TO BE DONE: Omit the images, then print each record below exactly as it reads.
☆ ☆ ☆ ☆
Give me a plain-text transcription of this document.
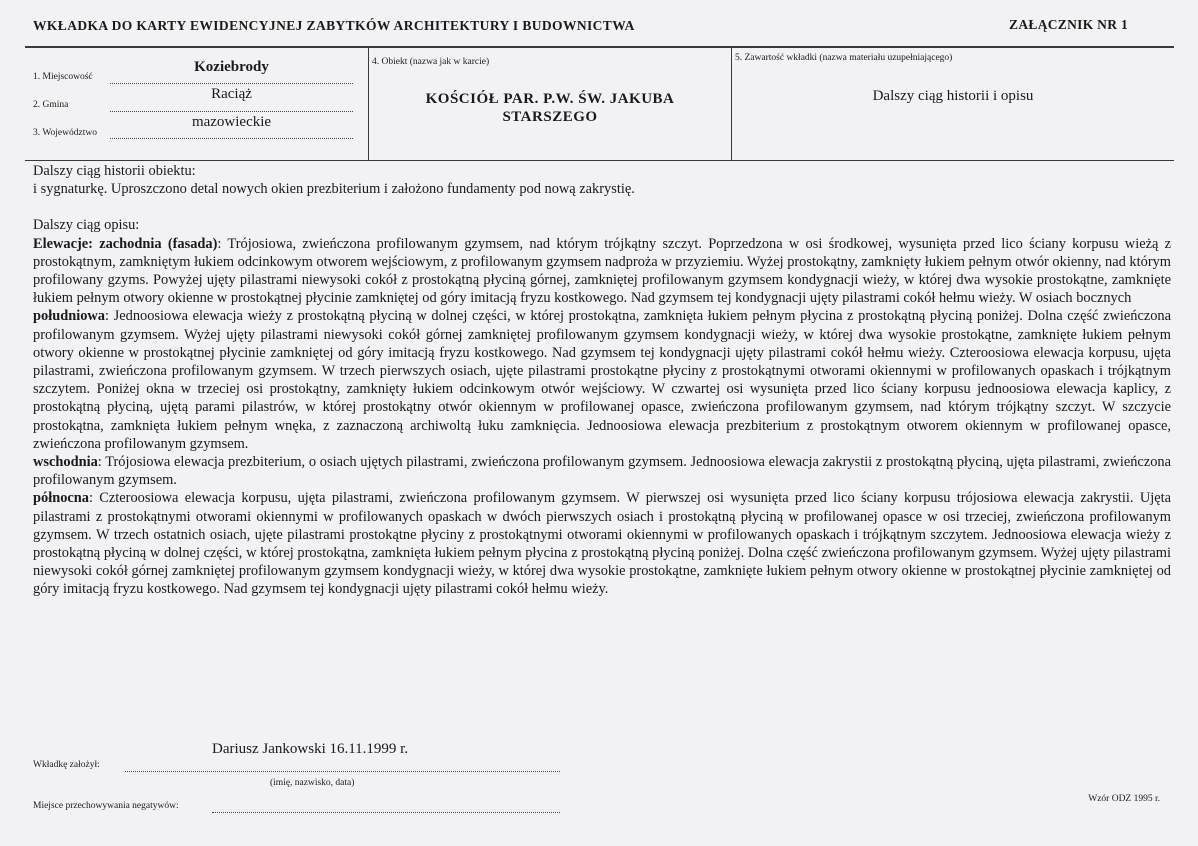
WKŁADKA DO KARTY EWIDENCYJNEJ ZABYTKÓW ARCHITEKTURY I BUDOWNICTWA	ZAŁĄCZNIK NR 1
1. Miejscowość
Koziebrody
2. Gmina
Raciąż
3. Województwo
mazowieckie
4. Obiekt (nazwa jak w karcie)
KOŚCIÓŁ PAR. P.W. ŚW. JAKUBA
STARSZEGO
5. Zawartość wkładki (nazwa materiału uzupełniającego)
Dalszy ciąg historii i opisu

Dalszy ciąg historii obiektu:

i sygnaturkę. Uproszczono detal nowych okien prezbiterium i założono fundamenty pod nową zakrystię.

Dalszy ciąg opisu:

Elewacje: zachodnia (fasada): Trójosiowa, zwieńczona profilowanym gzymsem, nad którym trójkątny szczyt. Poprzedzona w osi środkowej, wysunięta przed lico ściany korpusu wieżą z prostokątnym, zamkniętym łukiem odcinkowym otworem wejściowym, z profilowanym gzymsem nadproża w przyziemiu. Wyżej prostokątny, zamknięty łukiem pełnym otwór okienny, nad którym profilowany gzyms. Powyżej ujęty pilastrami niewysoki cokół z prostokątną płyciną górnej, zamkniętej profilowanym gzymsem kondygnacji wieży, w której dwa wysokie prostokątne, zamknięte łukiem pełnym otwory okienne w prostokątnej płycinie zamkniętej od góry imitacją fryzu kostkowego. Nad gzymsem tej kondygnacji ujęty pilastrami cokół hełmu wieży. W osiach bocznych

południowa: Jednoosiowa elewacja wieży z prostokątną płyciną w dolnej części, w której prostokątna, zamknięta łukiem pełnym płycina z prostokątną płyciną poniżej. Dolna część zwieńczona profilowanym gzymsem. Wyżej ujęty pilastrami niewysoki cokół górnej zamkniętej profilowanym gzymsem kondygnacji wieży, w której dwa wysokie prostokątne, zamknięte łukiem pełnym otwory okienne w prostokątnej płycinie zamkniętej od góry imitacją fryzu kostkowego. Nad gzymsem tej kondygnacji ujęty pilastrami cokół hełmu wieży. Czteroosiowa elewacja korpusu, ujęta pilastrami, zwieńczona profilowanym gzymsem. W trzech pierwszych osiach, ujęte pilastrami prostokątne płyciny z prostokątnymi otworami okiennymi w profilowanych opaskach i trójkątnym szczytem. Poniżej okna w trzeciej osi prostokątny, zamknięty łukiem odcinkowym otwór wejściowy. W czwartej osi wysunięta przed lico ściany korpusu jednoosiowa elewacja kaplicy, z prostokątną płyciną, ujętą parami pilastrów, w której prostokątny otwór okiennym w profilowanej opasce, zwieńczona profilowanym gzymsem, nad którym trójkątny szczyt. W szczycie prostokątna, zamknięta łukiem pełnym wnęka, z zaznaczoną archiwoltą łuku zamknięcia. Jednoosiowa elewacja prezbiterium z prostokątnym otworem okiennym w profilowanej opasce, zwieńczona profilowanym gzymsem.

wschodnia: Trójosiowa elewacja prezbiterium, o osiach ujętych pilastrami, zwieńczona profilowanym gzymsem. Jednoosiowa elewacja zakrystii z prostokątną płyciną, ujęta pilastrami, zwieńczona profilowanym gzymsem.

północna: Czteroosiowa elewacja korpusu, ujęta pilastrami, zwieńczona profilowanym gzymsem. W pierwszej osi wysunięta przed lico ściany korpusu trójosiowa elewacja zakrystii. Ujęta pilastrami z prostokątnymi otworami okiennymi w profilowanych opaskach w dwóch pierwszych osiach i prostokątną płyciną w profilowanej opasce w osi trzeciej, zwieńczona profilowanym gzymsem. W trzech ostatnich osiach, ujęte pilastrami prostokątne płyciny z prostokątnymi otworami okiennymi w profilowanych opaskach i trójkątnym szczytem. Jednoosiowa elewacja wieży z prostokątną płyciną w dolnej części, w której prostokątna, zamknięta łukiem pełnym płycina z prostokątną płyciną poniżej. Dolna część zwieńczona profilowanym gzymsem. Wyżej ujęty pilastrami niewysoki cokół górnej zamkniętej profilowanym gzymsem kondygnacji wieży, w której dwa wysokie prostokątne, zamknięte łukiem pełnym otwory okienne w prostokątnej płycinie zamkniętej od góry imitacją fryzu kostkowego. Nad gzymsem tej kondygnacji ujęty pilastrami cokół hełmu wieży.

Wkładkę założył:
Dariusz Jankowski 16.11.1999 r.
(imię, nazwisko, data)
Miejsce przechowywania negatywów:
Wzór ODZ 1995 r.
☆ ☆ ☆ ☆
RESPONSE TO THE EXERCISE:
Give me a plain-text transcription of this document.
WKŁADKA DO KARTY EWIDENCYJNEJ ZABYTKÓW ARCHITEKTURY I BUDOWNICTWA	ZAŁĄCZNIK NR 1
1. Miejscowość
Koziebrody
2. Gmina
Raciąż
3. Województwo
mazowieckie
4. Obiekt (nazwa jak w karcie)
KOŚCIÓŁ PAR. P.W. ŚW. JAKUBA
STARSZEGO
5. Zawartość wkładki (nazwa materiału uzupełniającego)
Dalszy ciąg historii i opisu

Dalszy ciąg historii obiektu:

i sygnaturkę. Uproszczono detal nowych okien prezbiterium i założono fundamenty pod nową zakrystię.

Dalszy ciąg opisu:

Elewacje: zachodnia (fasada): Trójosiowa, zwieńczona profilowanym gzymsem, nad którym trójkątny szczyt. Poprzedzona w osi środkowej, wysunięta przed lico ściany korpusu wieżą z prostokątnym, zamkniętym łukiem odcinkowym otworem wejściowym, z profilowanym gzymsem nadproża w przyziemiu. Wyżej prostokątny, zamknięty łukiem pełnym otwór okienny, nad którym profilowany gzyms. Powyżej ujęty pilastrami niewysoki cokół z prostokątną płyciną górnej, zamkniętej profilowanym gzymsem kondygnacji wieży, w której dwa wysokie prostokątne, zamknięte łukiem pełnym otwory okienne w prostokątnej płycinie zamkniętej od góry imitacją fryzu kostkowego. Nad gzymsem tej kondygnacji ujęty pilastrami cokół hełmu wieży. W osiach bocznych

południowa: Jednoosiowa elewacja wieży z prostokątną płyciną w dolnej części, w której prostokątna, zamknięta łukiem pełnym płycina z prostokątną płyciną poniżej. Dolna część zwieńczona profilowanym gzymsem. Wyżej ujęty pilastrami niewysoki cokół górnej zamkniętej profilowanym gzymsem kondygnacji wieży, w której dwa wysokie prostokątne, zamknięte łukiem pełnym otwory okienne w prostokątnej płycinie zamkniętej od góry imitacją fryzu kostkowego. Nad gzymsem tej kondygnacji ujęty pilastrami cokół hełmu wieży. Czteroosiowa elewacja korpusu, ujęta pilastrami, zwieńczona profilowanym gzymsem. W trzech pierwszych osiach, ujęte pilastrami prostokątne płyciny z prostokątnymi otworami okiennymi w profilowanych opaskach i trójkątnym szczytem. Poniżej okna w trzeciej osi prostokątny, zamknięty łukiem odcinkowym otwór wejściowy. W czwartej osi wysunięta przed lico ściany korpusu jednoosiowa elewacja kaplicy, z prostokątną płyciną, ujętą parami pilastrów, w której prostokątny otwór okiennym w profilowanej opasce, zwieńczona profilowanym gzymsem, nad którym trójkątny szczyt. W szczycie prostokątna, zamknięta łukiem pełnym wnęka, z zaznaczoną archiwoltą łuku zamknięcia. Jednoosiowa elewacja prezbiterium z prostokątnym otworem okiennym w profilowanej opasce, zwieńczona profilowanym gzymsem.

wschodnia: Trójosiowa elewacja prezbiterium, o osiach ujętych pilastrami, zwieńczona profilowanym gzymsem. Jednoosiowa elewacja zakrystii z prostokątną płyciną, ujęta pilastrami, zwieńczona profilowanym gzymsem.

północna: Czteroosiowa elewacja korpusu, ujęta pilastrami, zwieńczona profilowanym gzymsem. W pierwszej osi wysunięta przed lico ściany korpusu trójosiowa elewacja zakrystii. Ujęta pilastrami z prostokątnymi otworami okiennymi w profilowanych opaskach w dwóch pierwszych osiach i prostokątną płyciną w profilowanej opasce w osi trzeciej, zwieńczona profilowanym gzymsem. W trzech ostatnich osiach, ujęte pilastrami prostokątne płyciny z prostokątnymi otworami okiennymi w profilowanych opaskach i trójkątnym szczytem. Jednoosiowa elewacja wieży z prostokątną płyciną w dolnej części, w której prostokątna, zamknięta łukiem pełnym płycina z prostokątną płyciną poniżej. Dolna część zwieńczona profilowanym gzymsem. Wyżej ujęty pilastrami niewysoki cokół górnej zamkniętej profilowanym gzymsem kondygnacji wieży, w której dwa wysokie prostokątne, zamknięte łukiem pełnym otwory okienne w prostokątnej płycinie zamkniętej od góry imitacją fryzu kostkowego. Nad gzymsem tej kondygnacji ujęty pilastrami cokół hełmu wieży.

Wkładkę założył:
Dariusz Jankowski 16.11.1999 r.
(imię, nazwisko, data)
Miejsce przechowywania negatywów:
Wzór ODZ 1995 r.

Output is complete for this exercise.